# REQUIREMENTS
Emit the entire listing verbatim.

# PROVIDED MATERIAL
==================================================
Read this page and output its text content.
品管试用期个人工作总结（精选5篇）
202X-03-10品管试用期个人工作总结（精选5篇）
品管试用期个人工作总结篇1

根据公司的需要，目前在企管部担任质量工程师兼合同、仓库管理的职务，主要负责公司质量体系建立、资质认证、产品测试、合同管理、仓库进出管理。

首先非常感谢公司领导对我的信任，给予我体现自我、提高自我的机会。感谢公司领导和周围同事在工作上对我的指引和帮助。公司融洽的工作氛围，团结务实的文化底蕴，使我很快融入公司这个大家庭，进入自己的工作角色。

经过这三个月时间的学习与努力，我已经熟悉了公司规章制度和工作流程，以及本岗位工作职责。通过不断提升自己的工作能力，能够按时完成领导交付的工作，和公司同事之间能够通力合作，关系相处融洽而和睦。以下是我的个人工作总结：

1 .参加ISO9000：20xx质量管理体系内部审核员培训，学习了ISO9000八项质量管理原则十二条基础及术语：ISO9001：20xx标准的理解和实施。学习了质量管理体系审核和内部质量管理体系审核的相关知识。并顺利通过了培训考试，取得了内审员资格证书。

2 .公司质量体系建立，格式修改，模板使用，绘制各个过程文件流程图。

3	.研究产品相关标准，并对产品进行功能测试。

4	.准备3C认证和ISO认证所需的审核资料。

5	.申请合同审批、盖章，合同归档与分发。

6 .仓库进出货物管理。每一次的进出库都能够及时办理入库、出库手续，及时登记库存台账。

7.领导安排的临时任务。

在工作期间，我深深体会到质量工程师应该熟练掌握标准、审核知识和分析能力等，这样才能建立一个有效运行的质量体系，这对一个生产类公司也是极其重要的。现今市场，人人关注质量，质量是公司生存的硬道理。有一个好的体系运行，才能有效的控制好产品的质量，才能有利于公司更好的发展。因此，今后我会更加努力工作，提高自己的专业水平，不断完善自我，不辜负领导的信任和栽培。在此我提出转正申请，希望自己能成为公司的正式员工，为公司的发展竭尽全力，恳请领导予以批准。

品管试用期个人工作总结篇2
==================================================
# WRITTEN ANSWER
Read this page and output its text content.
品管试用期个人工作总结（精选5篇）
202X-03-10品管试用期个人工作总结（精选5篇）
品管试用期个人工作总结篇1

根据公司的需要，目前在企管部担任质量工程师兼合同、仓库管理的职务，主要负责公司质量体系建立、资质认证、产品测试、合同管理、仓库进出管理。

首先非常感谢公司领导对我的信任，给予我体现自我、提高自我的机会。感谢公司领导和周围同事在工作上对我的指引和帮助。公司融洽的工作氛围，团结务实的文化底蕴，使我很快融入公司这个大家庭，进入自己的工作角色。

经过这三个月时间的学习与努力，我已经熟悉了公司规章制度和工作流程，以及本岗位工作职责。通过不断提升自己的工作能力，能够按时完成领导交付的工作，和公司同事之间能够通力合作，关系相处融洽而和睦。以下是我的个人工作总结：

1 .参加ISO9000：20xx质量管理体系内部审核员培训，学习了ISO9000八项质量管理原则十二条基础及术语：ISO9001：20xx标准的理解和实施。学习了质量管理体系审核和内部质量管理体系审核的相关知识。并顺利通过了培训考试，取得了内审员资格证书。

2 .公司质量体系建立，格式修改，模板使用，绘制各个过程文件流程图。

3	.研究产品相关标准，并对产品进行功能测试。

4	.准备3C认证和ISO认证所需的审核资料。

5	.申请合同审批、盖章，合同归档与分发。

6 .仓库进出货物管理。每一次的进出库都能够及时办理入库、出库手续，及时登记库存台账。

7.领导安排的临时任务。

在工作期间，我深深体会到质量工程师应该熟练掌握标准、审核知识和分析能力等，这样才能建立一个有效运行的质量体系，这对一个生产类公司也是极其重要的。现今市场，人人关注质量，质量是公司生存的硬道理。有一个好的体系运行，才能有效的控制好产品的质量，才能有利于公司更好的发展。因此，今后我会更加努力工作，提高自己的专业水平，不断完善自我，不辜负领导的信任和栽培。在此我提出转正申请，希望自己能成为公司的正式员工，为公司的发展竭尽全力，恳请领导予以批准。

品管试用期个人工作总结篇2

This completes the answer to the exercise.